■ Your instructions: Write every line of the material out exactly as shown.

Recorded data:

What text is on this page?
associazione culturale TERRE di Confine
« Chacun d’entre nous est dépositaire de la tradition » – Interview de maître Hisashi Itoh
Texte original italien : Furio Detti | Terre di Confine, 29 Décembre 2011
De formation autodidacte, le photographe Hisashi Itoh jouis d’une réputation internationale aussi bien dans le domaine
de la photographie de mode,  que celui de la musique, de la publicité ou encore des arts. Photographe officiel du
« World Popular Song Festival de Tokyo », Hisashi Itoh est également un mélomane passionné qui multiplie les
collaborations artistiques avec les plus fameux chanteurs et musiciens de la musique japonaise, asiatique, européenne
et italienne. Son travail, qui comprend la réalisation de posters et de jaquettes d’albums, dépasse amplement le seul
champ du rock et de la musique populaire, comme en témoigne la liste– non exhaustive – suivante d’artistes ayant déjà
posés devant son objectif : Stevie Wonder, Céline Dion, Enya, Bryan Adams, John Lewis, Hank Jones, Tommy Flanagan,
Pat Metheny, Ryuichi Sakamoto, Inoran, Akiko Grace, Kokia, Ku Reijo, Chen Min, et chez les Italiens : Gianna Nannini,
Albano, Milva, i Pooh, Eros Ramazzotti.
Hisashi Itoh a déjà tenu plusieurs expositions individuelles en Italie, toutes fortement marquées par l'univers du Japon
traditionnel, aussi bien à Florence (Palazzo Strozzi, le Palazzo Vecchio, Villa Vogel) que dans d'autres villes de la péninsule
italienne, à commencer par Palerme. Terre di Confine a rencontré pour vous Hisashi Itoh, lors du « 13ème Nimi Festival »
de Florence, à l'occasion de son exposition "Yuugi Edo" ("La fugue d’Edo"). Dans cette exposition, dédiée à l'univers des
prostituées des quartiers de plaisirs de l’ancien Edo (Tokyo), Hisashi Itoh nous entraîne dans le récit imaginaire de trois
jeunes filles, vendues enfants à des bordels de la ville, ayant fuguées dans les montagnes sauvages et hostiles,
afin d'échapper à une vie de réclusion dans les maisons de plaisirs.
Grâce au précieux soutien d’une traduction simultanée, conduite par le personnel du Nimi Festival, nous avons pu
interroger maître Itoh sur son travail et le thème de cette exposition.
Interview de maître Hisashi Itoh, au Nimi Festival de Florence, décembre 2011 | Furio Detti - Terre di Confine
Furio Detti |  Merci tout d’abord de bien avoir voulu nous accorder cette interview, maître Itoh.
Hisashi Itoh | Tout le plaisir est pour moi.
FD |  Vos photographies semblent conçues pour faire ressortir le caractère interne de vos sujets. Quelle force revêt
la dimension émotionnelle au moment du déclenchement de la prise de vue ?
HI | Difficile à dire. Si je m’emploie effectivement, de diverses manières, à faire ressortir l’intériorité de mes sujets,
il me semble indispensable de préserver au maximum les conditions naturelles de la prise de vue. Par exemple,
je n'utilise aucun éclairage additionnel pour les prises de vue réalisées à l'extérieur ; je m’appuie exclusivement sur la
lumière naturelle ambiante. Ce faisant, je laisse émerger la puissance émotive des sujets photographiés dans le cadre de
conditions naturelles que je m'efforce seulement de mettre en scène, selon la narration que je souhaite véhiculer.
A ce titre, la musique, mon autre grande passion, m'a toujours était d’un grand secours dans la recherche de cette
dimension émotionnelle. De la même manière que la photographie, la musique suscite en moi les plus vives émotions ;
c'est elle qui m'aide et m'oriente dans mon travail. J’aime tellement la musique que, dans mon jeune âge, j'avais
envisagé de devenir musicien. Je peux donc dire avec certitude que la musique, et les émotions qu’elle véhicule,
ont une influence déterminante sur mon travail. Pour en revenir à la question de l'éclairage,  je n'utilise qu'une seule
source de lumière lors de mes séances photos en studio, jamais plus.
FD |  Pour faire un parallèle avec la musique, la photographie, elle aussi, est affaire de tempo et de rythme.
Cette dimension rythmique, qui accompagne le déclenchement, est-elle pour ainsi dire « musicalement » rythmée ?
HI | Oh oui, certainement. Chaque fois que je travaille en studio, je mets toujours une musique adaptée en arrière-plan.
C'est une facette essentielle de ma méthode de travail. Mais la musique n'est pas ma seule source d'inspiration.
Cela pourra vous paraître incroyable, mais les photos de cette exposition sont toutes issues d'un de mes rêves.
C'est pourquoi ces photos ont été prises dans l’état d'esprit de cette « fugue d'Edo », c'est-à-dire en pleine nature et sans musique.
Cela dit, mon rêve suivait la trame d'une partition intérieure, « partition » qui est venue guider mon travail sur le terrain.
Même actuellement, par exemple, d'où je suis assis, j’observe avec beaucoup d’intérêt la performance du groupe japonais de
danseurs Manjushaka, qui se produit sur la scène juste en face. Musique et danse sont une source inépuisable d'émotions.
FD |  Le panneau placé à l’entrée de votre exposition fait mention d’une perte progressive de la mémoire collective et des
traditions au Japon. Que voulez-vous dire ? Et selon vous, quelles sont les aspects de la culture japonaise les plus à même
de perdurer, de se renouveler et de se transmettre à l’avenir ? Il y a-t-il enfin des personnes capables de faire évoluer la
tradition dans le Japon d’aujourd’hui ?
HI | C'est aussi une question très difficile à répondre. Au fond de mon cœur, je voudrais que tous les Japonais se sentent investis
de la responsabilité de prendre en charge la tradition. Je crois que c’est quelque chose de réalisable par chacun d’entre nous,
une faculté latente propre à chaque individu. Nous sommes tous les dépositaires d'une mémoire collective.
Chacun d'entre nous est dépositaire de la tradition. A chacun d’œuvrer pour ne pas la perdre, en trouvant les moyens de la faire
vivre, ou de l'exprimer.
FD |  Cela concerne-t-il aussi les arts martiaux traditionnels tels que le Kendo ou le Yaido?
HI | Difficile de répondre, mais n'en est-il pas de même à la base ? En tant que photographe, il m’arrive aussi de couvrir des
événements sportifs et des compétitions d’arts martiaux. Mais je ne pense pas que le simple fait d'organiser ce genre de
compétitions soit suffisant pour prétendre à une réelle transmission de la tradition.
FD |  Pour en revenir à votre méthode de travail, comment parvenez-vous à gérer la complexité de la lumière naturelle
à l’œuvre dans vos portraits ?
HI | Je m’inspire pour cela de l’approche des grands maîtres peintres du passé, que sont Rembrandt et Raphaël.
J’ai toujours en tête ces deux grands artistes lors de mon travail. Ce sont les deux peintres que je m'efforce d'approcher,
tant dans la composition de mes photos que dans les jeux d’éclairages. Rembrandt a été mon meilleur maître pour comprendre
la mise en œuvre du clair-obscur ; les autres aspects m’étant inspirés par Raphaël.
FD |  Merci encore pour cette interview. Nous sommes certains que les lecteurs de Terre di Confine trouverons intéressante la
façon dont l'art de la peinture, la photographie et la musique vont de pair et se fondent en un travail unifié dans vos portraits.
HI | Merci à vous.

■ Reply:
What text is on this page?
associazione culturale TERRE di Confine
« Chacun d’entre nous est dépositaire de la tradition » – Interview de maître Hisashi Itoh
Texte original italien : Furio Detti | Terre di Confine, 29 Décembre 2011
De formation autodidacte, le photographe Hisashi Itoh jouis d’une réputation internationale aussi bien dans le domaine
de la photographie de mode,  que celui de la musique, de la publicité ou encore des arts. Photographe officiel du
« World Popular Song Festival de Tokyo », Hisashi Itoh est également un mélomane passionné qui multiplie les
collaborations artistiques avec les plus fameux chanteurs et musiciens de la musique japonaise, asiatique, européenne
et italienne. Son travail, qui comprend la réalisation de posters et de jaquettes d’albums, dépasse amplement le seul
champ du rock et de la musique populaire, comme en témoigne la liste– non exhaustive – suivante d’artistes ayant déjà
posés devant son objectif : Stevie Wonder, Céline Dion, Enya, Bryan Adams, John Lewis, Hank Jones, Tommy Flanagan,
Pat Metheny, Ryuichi Sakamoto, Inoran, Akiko Grace, Kokia, Ku Reijo, Chen Min, et chez les Italiens : Gianna Nannini,
Albano, Milva, i Pooh, Eros Ramazzotti.
Hisashi Itoh a déjà tenu plusieurs expositions individuelles en Italie, toutes fortement marquées par l'univers du Japon
traditionnel, aussi bien à Florence (Palazzo Strozzi, le Palazzo Vecchio, Villa Vogel) que dans d'autres villes de la péninsule
italienne, à commencer par Palerme. Terre di Confine a rencontré pour vous Hisashi Itoh, lors du « 13ème Nimi Festival »
de Florence, à l'occasion de son exposition "Yuugi Edo" ("La fugue d’Edo"). Dans cette exposition, dédiée à l'univers des
prostituées des quartiers de plaisirs de l’ancien Edo (Tokyo), Hisashi Itoh nous entraîne dans le récit imaginaire de trois
jeunes filles, vendues enfants à des bordels de la ville, ayant fuguées dans les montagnes sauvages et hostiles,
afin d'échapper à une vie de réclusion dans les maisons de plaisirs.
Grâce au précieux soutien d’une traduction simultanée, conduite par le personnel du Nimi Festival, nous avons pu
interroger maître Itoh sur son travail et le thème de cette exposition.
Interview de maître Hisashi Itoh, au Nimi Festival de Florence, décembre 2011 | Furio Detti - Terre di Confine
Furio Detti |  Merci tout d’abord de bien avoir voulu nous accorder cette interview, maître Itoh.
Hisashi Itoh | Tout le plaisir est pour moi.
FD |  Vos photographies semblent conçues pour faire ressortir le caractère interne de vos sujets. Quelle force revêt
la dimension émotionnelle au moment du déclenchement de la prise de vue ?
HI | Difficile à dire. Si je m’emploie effectivement, de diverses manières, à faire ressortir l’intériorité de mes sujets,
il me semble indispensable de préserver au maximum les conditions naturelles de la prise de vue. Par exemple,
je n'utilise aucun éclairage additionnel pour les prises de vue réalisées à l'extérieur ; je m’appuie exclusivement sur la
lumière naturelle ambiante. Ce faisant, je laisse émerger la puissance émotive des sujets photographiés dans le cadre de
conditions naturelles que je m'efforce seulement de mettre en scène, selon la narration que je souhaite véhiculer.
A ce titre, la musique, mon autre grande passion, m'a toujours était d’un grand secours dans la recherche de cette
dimension émotionnelle. De la même manière que la photographie, la musique suscite en moi les plus vives émotions ;
c'est elle qui m'aide et m'oriente dans mon travail. J’aime tellement la musique que, dans mon jeune âge, j'avais
envisagé de devenir musicien. Je peux donc dire avec certitude que la musique, et les émotions qu’elle véhicule,
ont une influence déterminante sur mon travail. Pour en revenir à la question de l'éclairage,  je n'utilise qu'une seule
source de lumière lors de mes séances photos en studio, jamais plus.
FD |  Pour faire un parallèle avec la musique, la photographie, elle aussi, est affaire de tempo et de rythme.
Cette dimension rythmique, qui accompagne le déclenchement, est-elle pour ainsi dire « musicalement » rythmée ?
HI | Oh oui, certainement. Chaque fois que je travaille en studio, je mets toujours une musique adaptée en arrière-plan.
C'est une facette essentielle de ma méthode de travail. Mais la musique n'est pas ma seule source d'inspiration.
Cela pourra vous paraître incroyable, mais les photos de cette exposition sont toutes issues d'un de mes rêves.
C'est pourquoi ces photos ont été prises dans l’état d'esprit de cette « fugue d'Edo », c'est-à-dire en pleine nature et sans musique.
Cela dit, mon rêve suivait la trame d'une partition intérieure, « partition » qui est venue guider mon travail sur le terrain.
Même actuellement, par exemple, d'où je suis assis, j’observe avec beaucoup d’intérêt la performance du groupe japonais de
danseurs Manjushaka, qui se produit sur la scène juste en face. Musique et danse sont une source inépuisable d'émotions.
FD |  Le panneau placé à l’entrée de votre exposition fait mention d’une perte progressive de la mémoire collective et des
traditions au Japon. Que voulez-vous dire ? Et selon vous, quelles sont les aspects de la culture japonaise les plus à même
de perdurer, de se renouveler et de se transmettre à l’avenir ? Il y a-t-il enfin des personnes capables de faire évoluer la
tradition dans le Japon d’aujourd’hui ?
HI | C'est aussi une question très difficile à répondre. Au fond de mon cœur, je voudrais que tous les Japonais se sentent investis
de la responsabilité de prendre en charge la tradition. Je crois que c’est quelque chose de réalisable par chacun d’entre nous,
une faculté latente propre à chaque individu. Nous sommes tous les dépositaires d'une mémoire collective.
Chacun d'entre nous est dépositaire de la tradition. A chacun d’œuvrer pour ne pas la perdre, en trouvant les moyens de la faire
vivre, ou de l'exprimer.
FD |  Cela concerne-t-il aussi les arts martiaux traditionnels tels que le Kendo ou le Yaido?
HI | Difficile de répondre, mais n'en est-il pas de même à la base ? En tant que photographe, il m’arrive aussi de couvrir des
événements sportifs et des compétitions d’arts martiaux. Mais je ne pense pas que le simple fait d'organiser ce genre de
compétitions soit suffisant pour prétendre à une réelle transmission de la tradition.
FD |  Pour en revenir à votre méthode de travail, comment parvenez-vous à gérer la complexité de la lumière naturelle
à l’œuvre dans vos portraits ?
HI | Je m’inspire pour cela de l’approche des grands maîtres peintres du passé, que sont Rembrandt et Raphaël.
J’ai toujours en tête ces deux grands artistes lors de mon travail. Ce sont les deux peintres que je m'efforce d'approcher,
tant dans la composition de mes photos que dans les jeux d’éclairages. Rembrandt a été mon meilleur maître pour comprendre
la mise en œuvre du clair-obscur ; les autres aspects m’étant inspirés par Raphaël.
FD |  Merci encore pour cette interview. Nous sommes certains que les lecteurs de Terre di Confine trouverons intéressante la
façon dont l'art de la peinture, la photographie et la musique vont de pair et se fondent en un travail unifié dans vos portraits.
HI | Merci à vous.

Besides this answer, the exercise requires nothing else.